How many lines in the material below contain the string "Destinations"? Reply with the count and nothing else.

- Material provided:
☆ ☆ ☆ ☆

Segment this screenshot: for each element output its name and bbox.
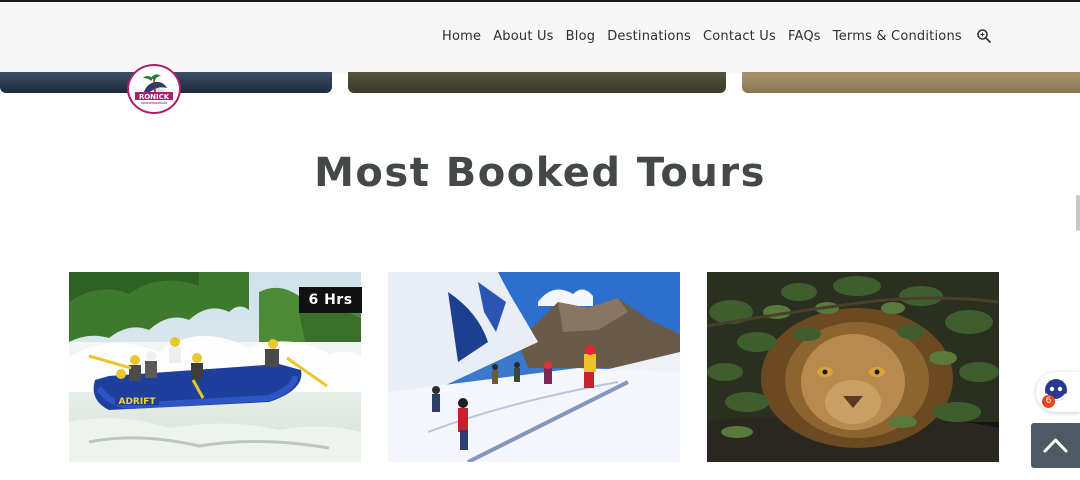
chevron-up-icon bbox=[1043, 438, 1068, 453]
nav-blog[interactable]: Blog bbox=[566, 29, 596, 44]
raft-label: ADRIFT bbox=[118, 397, 156, 407]
main-nav: Home About Us Blog Destinations Contact … bbox=[442, 28, 992, 44]
nav-contact-us[interactable]: Contact Us bbox=[703, 29, 776, 44]
svg-text:RONICK: RONICK bbox=[139, 93, 170, 101]
duration-badge: 6 Hrs bbox=[299, 287, 362, 313]
tour-card-image[interactable] bbox=[707, 272, 999, 462]
chat-widget-button[interactable] bbox=[1036, 372, 1080, 412]
tour-card-image[interactable] bbox=[388, 272, 680, 462]
site-header: Home About Us Blog Destinations Contact … bbox=[0, 0, 1080, 72]
section-title: Most Booked Tours bbox=[314, 150, 766, 196]
nav-faqs[interactable]: FAQs bbox=[788, 29, 821, 44]
chat-notification-badge: 6 bbox=[1042, 395, 1055, 408]
nav-home[interactable]: Home bbox=[442, 29, 481, 44]
page: Home About Us Blog Destinations Contact … bbox=[0, 0, 1080, 480]
nav-destinations[interactable]: Destinations bbox=[607, 29, 691, 44]
back-to-top-button[interactable] bbox=[1031, 423, 1080, 468]
nav-about-us[interactable]: About Us bbox=[493, 29, 553, 44]
chat-bot-icon bbox=[1045, 379, 1067, 401]
page-scrollbar[interactable] bbox=[1076, 195, 1080, 231]
nav-terms-conditions[interactable]: Terms & Conditions bbox=[833, 29, 962, 44]
search-icon[interactable] bbox=[976, 28, 992, 44]
site-logo[interactable]: RONICK bbox=[127, 64, 181, 114]
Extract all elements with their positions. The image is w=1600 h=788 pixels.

☆ ☆ ☆ ☆

- Solution to this problem:
4